Extracted data entries
#####

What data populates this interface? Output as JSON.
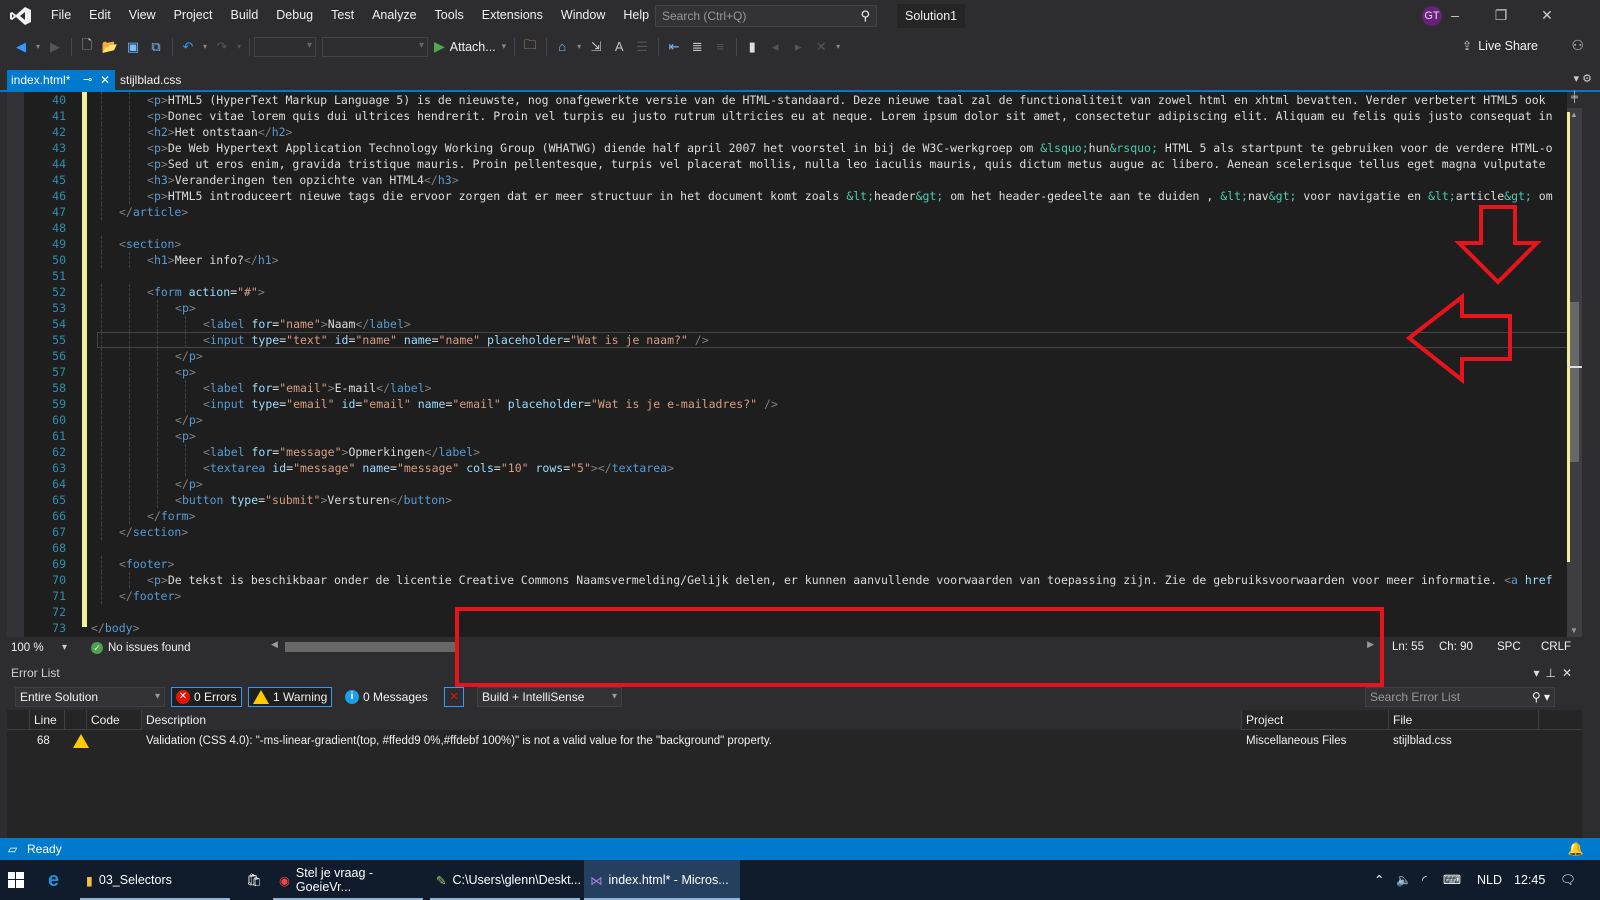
{
  "app": {
    "solution_name": "Solution1",
    "user_initials": "GT",
    "search_placeholder": "Search (Ctrl+Q)",
    "menu": [
      "File",
      "Edit",
      "View",
      "Project",
      "Build",
      "Debug",
      "Test",
      "Analyze",
      "Tools",
      "Extensions",
      "Window",
      "Help"
    ],
    "window_controls": {
      "minimize": "–",
      "restore": "❐",
      "close": "✕"
    }
  },
  "toolbar": {
    "attach_label": "Attach...",
    "live_share_label": "Live Share",
    "icons": [
      "back-icon",
      "forward-icon",
      "new-project-icon",
      "open-file-icon",
      "save-icon",
      "save-all-icon",
      "undo-icon",
      "redo-icon",
      "find-in-files-icon",
      "browser-link-icon",
      "step-into-icon",
      "format-icon",
      "comment-icon",
      "outdent-icon",
      "indent-icon",
      "uncomment-icon",
      "bookmark-icon",
      "prev-bookmark-icon",
      "next-bookmark-icon",
      "clear-bookmarks-icon"
    ]
  },
  "tabs": [
    {
      "label": "index.html*",
      "active": true,
      "pinned": true
    },
    {
      "label": "stijlblad.css",
      "active": false
    }
  ],
  "editor": {
    "lines": [
      {
        "no": "40",
        "indent": 2,
        "html": "<span class='br'>&lt;</span><span class='tag'>p</span><span class='br'>&gt;</span>HTML5 (HyperText Markup Language 5) is de nieuwste, nog onafgewerkte versie van de HTML-standaard. Deze nieuwe taal zal de functionaliteit van zowel html en xhtml bevatten. Verder verbetert HTML5 ook"
      },
      {
        "no": "41",
        "indent": 2,
        "html": "<span class='br'>&lt;</span><span class='tag'>p</span><span class='br'>&gt;</span>Donec vitae lorem quis dui ultrices hendrerit. Proin vel turpis eu justo rutrum ultricies eu at neque. Lorem ipsum dolor sit amet, consectetur adipiscing elit. Aliquam eu felis quis justo consequat in"
      },
      {
        "no": "42",
        "indent": 2,
        "html": "<span class='br'>&lt;</span><span class='tag'>h2</span><span class='br'>&gt;</span>Het ontstaan<span class='br'>&lt;/</span><span class='tag'>h2</span><span class='br'>&gt;</span>"
      },
      {
        "no": "43",
        "indent": 2,
        "html": "<span class='br'>&lt;</span><span class='tag'>p</span><span class='br'>&gt;</span>De Web Hypertext Application Technology Working Group (WHATWG) diende half april 2007 het voorstel in bij de W3C-werkgroep om <span class='ent'>&amp;lsquo;</span>hun<span class='ent'>&amp;rsquo;</span> HTML 5 als startpunt te gebruiken voor de verdere HTML-o"
      },
      {
        "no": "44",
        "indent": 2,
        "html": "<span class='br'>&lt;</span><span class='tag'>p</span><span class='br'>&gt;</span>Sed ut eros enim, gravida tristique mauris. Proin pellentesque, turpis vel placerat mollis, nulla leo iaculis mauris, quis dictum metus augue ac libero. Aenean scelerisque tellus eget magna vulputate"
      },
      {
        "no": "45",
        "indent": 2,
        "html": "<span class='br'>&lt;</span><span class='tag'>h3</span><span class='br'>&gt;</span>Veranderingen ten opzichte van HTML4<span class='br'>&lt;/</span><span class='tag'>h3</span><span class='br'>&gt;</span>"
      },
      {
        "no": "46",
        "indent": 2,
        "html": "<span class='br'>&lt;</span><span class='tag'>p</span><span class='br'>&gt;</span>HTML5 introduceert nieuwe tags die ervoor zorgen dat er meer structuur in het document komt zoals <span class='ent'>&amp;lt;</span>header<span class='ent'>&amp;gt;</span> om het header-gedeelte aan te duiden , <span class='ent'>&amp;lt;</span>nav<span class='ent'>&amp;gt;</span> voor navigatie en <span class='ent'>&amp;lt;</span>article<span class='ent'>&amp;gt;</span> om"
      },
      {
        "no": "47",
        "indent": 1,
        "html": "<span class='br'>&lt;/</span><span class='tag'>article</span><span class='br'>&gt;</span>"
      },
      {
        "no": "48",
        "indent": 0,
        "html": ""
      },
      {
        "no": "49",
        "indent": 1,
        "html": "<span class='br'>&lt;</span><span class='tag'>section</span><span class='br'>&gt;</span>"
      },
      {
        "no": "50",
        "indent": 2,
        "html": "<span class='br'>&lt;</span><span class='tag'>h1</span><span class='br'>&gt;</span>Meer info?<span class='br'>&lt;/</span><span class='tag'>h1</span><span class='br'>&gt;</span>"
      },
      {
        "no": "51",
        "indent": 0,
        "html": ""
      },
      {
        "no": "52",
        "indent": 2,
        "html": "<span class='br'>&lt;</span><span class='tag'>form</span> <span class='attr'>action</span>=<span class='val'>\"#\"</span><span class='br'>&gt;</span>"
      },
      {
        "no": "53",
        "indent": 3,
        "html": "<span class='br'>&lt;</span><span class='tag'>p</span><span class='br'>&gt;</span>"
      },
      {
        "no": "54",
        "indent": 4,
        "html": "<span class='br'>&lt;</span><span class='tag'>label</span> <span class='attr'>for</span>=<span class='val'>\"name\"</span><span class='br'>&gt;</span>Naam<span class='br'>&lt;/</span><span class='tag'>label</span><span class='br'>&gt;</span>"
      },
      {
        "no": "55",
        "indent": 4,
        "html": "<span class='br'>&lt;</span><span class='tag'>input</span> <span class='attr'>type</span>=<span class='val'>\"text\"</span> <span class='attr'>id</span>=<span class='val'>\"name\"</span> <span class='attr'>name</span>=<span class='val'>\"name\"</span> <span class='attr'>placeholder</span>=<span class='val'>\"Wat is je naam?\"</span> <span class='br'>/&gt;</span>"
      },
      {
        "no": "56",
        "indent": 3,
        "html": "<span class='br'>&lt;/</span><span class='tag'>p</span><span class='br'>&gt;</span>"
      },
      {
        "no": "57",
        "indent": 3,
        "html": "<span class='br'>&lt;</span><span class='tag'>p</span><span class='br'>&gt;</span>"
      },
      {
        "no": "58",
        "indent": 4,
        "html": "<span class='br'>&lt;</span><span class='tag'>label</span> <span class='attr'>for</span>=<span class='val'>\"email\"</span><span class='br'>&gt;</span>E-mail<span class='br'>&lt;/</span><span class='tag'>label</span><span class='br'>&gt;</span>"
      },
      {
        "no": "59",
        "indent": 4,
        "html": "<span class='br'>&lt;</span><span class='tag'>input</span> <span class='attr'>type</span>=<span class='val'>\"email\"</span> <span class='attr'>id</span>=<span class='val'>\"email\"</span> <span class='attr'>name</span>=<span class='val'>\"email\"</span> <span class='attr'>placeholder</span>=<span class='val'>\"Wat is je e-mailadres?\"</span> <span class='br'>/&gt;</span>"
      },
      {
        "no": "60",
        "indent": 3,
        "html": "<span class='br'>&lt;/</span><span class='tag'>p</span><span class='br'>&gt;</span>"
      },
      {
        "no": "61",
        "indent": 3,
        "html": "<span class='br'>&lt;</span><span class='tag'>p</span><span class='br'>&gt;</span>"
      },
      {
        "no": "62",
        "indent": 4,
        "html": "<span class='br'>&lt;</span><span class='tag'>label</span> <span class='attr'>for</span>=<span class='val'>\"message\"</span><span class='br'>&gt;</span>Opmerkingen<span class='br'>&lt;/</span><span class='tag'>label</span><span class='br'>&gt;</span>"
      },
      {
        "no": "63",
        "indent": 4,
        "html": "<span class='br'>&lt;</span><span class='tag'>textarea</span> <span class='attr'>id</span>=<span class='val'>\"message\"</span> <span class='attr'>name</span>=<span class='val'>\"message\"</span> <span class='attr'>cols</span>=<span class='val'>\"10\"</span> <span class='attr'>rows</span>=<span class='val'>\"5\"</span><span class='br'>&gt;&lt;/</span><span class='tag'>textarea</span><span class='br'>&gt;</span>"
      },
      {
        "no": "64",
        "indent": 3,
        "html": "<span class='br'>&lt;/</span><span class='tag'>p</span><span class='br'>&gt;</span>"
      },
      {
        "no": "65",
        "indent": 3,
        "html": "<span class='br'>&lt;</span><span class='tag'>button</span> <span class='attr'>type</span>=<span class='val'>\"submit\"</span><span class='br'>&gt;</span>Versturen<span class='br'>&lt;/</span><span class='tag'>button</span><span class='br'>&gt;</span>"
      },
      {
        "no": "66",
        "indent": 2,
        "html": "<span class='br'>&lt;/</span><span class='tag'>form</span><span class='br'>&gt;</span>"
      },
      {
        "no": "67",
        "indent": 1,
        "html": "<span class='br'>&lt;/</span><span class='tag'>section</span><span class='br'>&gt;</span>"
      },
      {
        "no": "68",
        "indent": 0,
        "html": ""
      },
      {
        "no": "69",
        "indent": 1,
        "html": "<span class='br'>&lt;</span><span class='tag'>footer</span><span class='br'>&gt;</span>"
      },
      {
        "no": "70",
        "indent": 2,
        "html": "<span class='br'>&lt;</span><span class='tag'>p</span><span class='br'>&gt;</span>De tekst is beschikbaar onder de licentie Creative Commons Naamsvermelding/Gelijk delen, er kunnen aanvullende voorwaarden van toepassing zijn. Zie de gebruiksvoorwaarden voor meer informatie. <span class='br'>&lt;</span><span class='tag'>a</span> <span class='attr'>href</span>"
      },
      {
        "no": "71",
        "indent": 1,
        "html": "<span class='br'>&lt;/</span><span class='tag'>footer</span><span class='br'>&gt;</span>"
      },
      {
        "no": "72",
        "indent": 0,
        "html": ""
      },
      {
        "no": "73",
        "indent": 0,
        "html": "<span class='br'>&lt;/</span><span class='tag'>body</span><span class='br'>&gt;</span>"
      }
    ],
    "current_line": "55"
  },
  "editor_status": {
    "zoom": "100 %",
    "issues": "No issues found",
    "line": "Ln: 55",
    "col": "Ch: 90",
    "whitespace": "SPC",
    "line_ending": "CRLF"
  },
  "error_list": {
    "title": "Error List",
    "scope": "Entire Solution",
    "errors_label": "0 Errors",
    "warnings_label": "1 Warning",
    "messages_label": "0 Messages",
    "build_filter": "Build + IntelliSense",
    "search_placeholder": "Search Error List",
    "columns": [
      "Line",
      "Code",
      "Description",
      "Project",
      "File"
    ],
    "rows": [
      {
        "severity": "warning",
        "line": "68",
        "code": "",
        "description": "Validation (CSS 4.0): \"-ms-linear-gradient(top,  #ffedd9 0%,#ffdebf 100%)\" is not a valid value for the \"background\" property.",
        "project": "Miscellaneous Files",
        "file": "stijlblad.css"
      }
    ]
  },
  "statusbar": {
    "text": "Ready"
  },
  "taskbar": {
    "apps": [
      {
        "label": "03_Selectors",
        "icon": "folder-icon"
      },
      {
        "label": "Stel je vraag - GoeieVr...",
        "icon": "chrome-icon"
      },
      {
        "label": "C:\\Users\\glenn\\Deskt...",
        "icon": "notepad-icon"
      },
      {
        "label": "index.html* - Micros...",
        "icon": "visual-studio-icon",
        "active": true
      }
    ],
    "language": "NLD",
    "time": "12:45"
  }
}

#####

• _Problem to solve_
From the material above, count the lines that include "article" and give only the total.

• _Answer for this exercise_
2